- Written problem: Return every line of the records below verbatim, with no pictures in the copy.

>> begin

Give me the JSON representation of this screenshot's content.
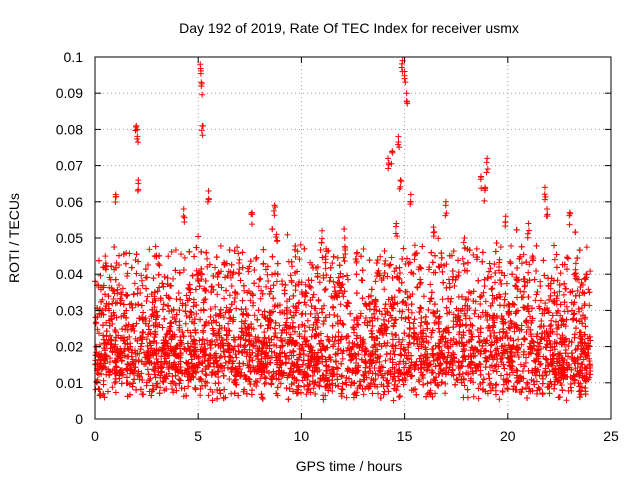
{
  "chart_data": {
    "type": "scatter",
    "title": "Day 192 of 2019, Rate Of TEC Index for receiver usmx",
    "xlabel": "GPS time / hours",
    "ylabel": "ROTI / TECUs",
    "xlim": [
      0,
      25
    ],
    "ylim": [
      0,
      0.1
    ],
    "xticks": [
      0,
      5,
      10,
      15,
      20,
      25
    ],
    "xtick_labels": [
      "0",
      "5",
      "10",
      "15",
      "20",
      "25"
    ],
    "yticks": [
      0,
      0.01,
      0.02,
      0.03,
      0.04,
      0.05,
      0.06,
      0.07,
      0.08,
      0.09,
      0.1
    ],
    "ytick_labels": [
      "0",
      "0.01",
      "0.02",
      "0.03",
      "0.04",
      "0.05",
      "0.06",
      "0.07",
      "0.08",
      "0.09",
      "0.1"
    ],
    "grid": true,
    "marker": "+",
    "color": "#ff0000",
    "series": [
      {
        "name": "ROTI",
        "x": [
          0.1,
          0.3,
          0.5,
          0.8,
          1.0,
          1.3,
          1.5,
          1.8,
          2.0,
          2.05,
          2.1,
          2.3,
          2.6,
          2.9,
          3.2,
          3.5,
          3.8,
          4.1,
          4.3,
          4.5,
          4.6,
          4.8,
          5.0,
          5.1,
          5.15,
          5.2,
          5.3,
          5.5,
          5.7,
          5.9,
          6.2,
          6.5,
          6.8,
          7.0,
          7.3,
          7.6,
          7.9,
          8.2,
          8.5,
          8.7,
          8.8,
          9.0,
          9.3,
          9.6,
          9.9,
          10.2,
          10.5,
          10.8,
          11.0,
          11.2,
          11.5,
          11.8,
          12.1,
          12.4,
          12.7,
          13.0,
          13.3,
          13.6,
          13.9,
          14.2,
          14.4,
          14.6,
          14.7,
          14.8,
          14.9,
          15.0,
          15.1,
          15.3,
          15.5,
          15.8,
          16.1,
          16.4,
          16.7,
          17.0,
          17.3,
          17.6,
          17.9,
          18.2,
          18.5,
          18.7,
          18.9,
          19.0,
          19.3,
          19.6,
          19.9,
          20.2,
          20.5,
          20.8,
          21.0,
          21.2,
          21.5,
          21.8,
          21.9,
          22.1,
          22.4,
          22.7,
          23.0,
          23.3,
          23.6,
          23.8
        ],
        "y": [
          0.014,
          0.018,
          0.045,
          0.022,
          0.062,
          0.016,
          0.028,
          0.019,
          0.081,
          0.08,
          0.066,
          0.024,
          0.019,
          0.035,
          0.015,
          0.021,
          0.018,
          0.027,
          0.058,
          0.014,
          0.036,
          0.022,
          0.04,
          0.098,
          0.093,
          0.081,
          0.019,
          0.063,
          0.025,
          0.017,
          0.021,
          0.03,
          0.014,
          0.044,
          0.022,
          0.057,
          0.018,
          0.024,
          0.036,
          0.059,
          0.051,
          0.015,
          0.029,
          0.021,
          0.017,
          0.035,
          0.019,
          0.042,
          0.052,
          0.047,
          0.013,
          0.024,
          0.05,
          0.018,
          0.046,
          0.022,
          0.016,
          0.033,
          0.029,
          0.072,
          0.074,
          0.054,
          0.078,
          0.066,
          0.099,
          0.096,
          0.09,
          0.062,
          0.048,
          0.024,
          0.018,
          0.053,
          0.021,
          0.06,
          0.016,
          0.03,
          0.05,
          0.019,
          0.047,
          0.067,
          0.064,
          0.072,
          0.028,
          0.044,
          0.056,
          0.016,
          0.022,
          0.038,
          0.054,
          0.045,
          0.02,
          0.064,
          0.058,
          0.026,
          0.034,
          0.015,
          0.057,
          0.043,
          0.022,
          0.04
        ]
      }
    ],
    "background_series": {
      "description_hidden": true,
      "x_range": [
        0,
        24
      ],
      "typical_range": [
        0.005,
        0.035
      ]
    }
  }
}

>> end

- Correct answer:
Give me the JSON representation of this screenshot's content.
{
  "chart_data": {
    "type": "scatter",
    "title": "Day 192 of 2019, Rate Of TEC Index for receiver usmx",
    "xlabel": "GPS time / hours",
    "ylabel": "ROTI / TECUs",
    "xlim": [
      0,
      25
    ],
    "ylim": [
      0,
      0.1
    ],
    "xticks": [
      0,
      5,
      10,
      15,
      20,
      25
    ],
    "xtick_labels": [
      "0",
      "5",
      "10",
      "15",
      "20",
      "25"
    ],
    "yticks": [
      0,
      0.01,
      0.02,
      0.03,
      0.04,
      0.05,
      0.06,
      0.07,
      0.08,
      0.09,
      0.1
    ],
    "ytick_labels": [
      "0",
      "0.01",
      "0.02",
      "0.03",
      "0.04",
      "0.05",
      "0.06",
      "0.07",
      "0.08",
      "0.09",
      "0.1"
    ],
    "grid": true,
    "marker": "+",
    "color": "#ff0000",
    "series": [
      {
        "name": "ROTI",
        "x": [
          0.1,
          0.3,
          0.5,
          0.8,
          1.0,
          1.3,
          1.5,
          1.8,
          2.0,
          2.05,
          2.1,
          2.3,
          2.6,
          2.9,
          3.2,
          3.5,
          3.8,
          4.1,
          4.3,
          4.5,
          4.6,
          4.8,
          5.0,
          5.1,
          5.15,
          5.2,
          5.3,
          5.5,
          5.7,
          5.9,
          6.2,
          6.5,
          6.8,
          7.0,
          7.3,
          7.6,
          7.9,
          8.2,
          8.5,
          8.7,
          8.8,
          9.0,
          9.3,
          9.6,
          9.9,
          10.2,
          10.5,
          10.8,
          11.0,
          11.2,
          11.5,
          11.8,
          12.1,
          12.4,
          12.7,
          13.0,
          13.3,
          13.6,
          13.9,
          14.2,
          14.4,
          14.6,
          14.7,
          14.8,
          14.9,
          15.0,
          15.1,
          15.3,
          15.5,
          15.8,
          16.1,
          16.4,
          16.7,
          17.0,
          17.3,
          17.6,
          17.9,
          18.2,
          18.5,
          18.7,
          18.9,
          19.0,
          19.3,
          19.6,
          19.9,
          20.2,
          20.5,
          20.8,
          21.0,
          21.2,
          21.5,
          21.8,
          21.9,
          22.1,
          22.4,
          22.7,
          23.0,
          23.3,
          23.6,
          23.8
        ],
        "y": [
          0.014,
          0.018,
          0.045,
          0.022,
          0.062,
          0.016,
          0.028,
          0.019,
          0.081,
          0.08,
          0.066,
          0.024,
          0.019,
          0.035,
          0.015,
          0.021,
          0.018,
          0.027,
          0.058,
          0.014,
          0.036,
          0.022,
          0.04,
          0.098,
          0.093,
          0.081,
          0.019,
          0.063,
          0.025,
          0.017,
          0.021,
          0.03,
          0.014,
          0.044,
          0.022,
          0.057,
          0.018,
          0.024,
          0.036,
          0.059,
          0.051,
          0.015,
          0.029,
          0.021,
          0.017,
          0.035,
          0.019,
          0.042,
          0.052,
          0.047,
          0.013,
          0.024,
          0.05,
          0.018,
          0.046,
          0.022,
          0.016,
          0.033,
          0.029,
          0.072,
          0.074,
          0.054,
          0.078,
          0.066,
          0.099,
          0.096,
          0.09,
          0.062,
          0.048,
          0.024,
          0.018,
          0.053,
          0.021,
          0.06,
          0.016,
          0.03,
          0.05,
          0.019,
          0.047,
          0.067,
          0.064,
          0.072,
          0.028,
          0.044,
          0.056,
          0.016,
          0.022,
          0.038,
          0.054,
          0.045,
          0.02,
          0.064,
          0.058,
          0.026,
          0.034,
          0.015,
          0.057,
          0.043,
          0.022,
          0.04
        ]
      }
    ],
    "background_series": {
      "description_hidden": true,
      "x_range": [
        0,
        24
      ],
      "typical_range": [
        0.005,
        0.035
      ]
    }
  }
}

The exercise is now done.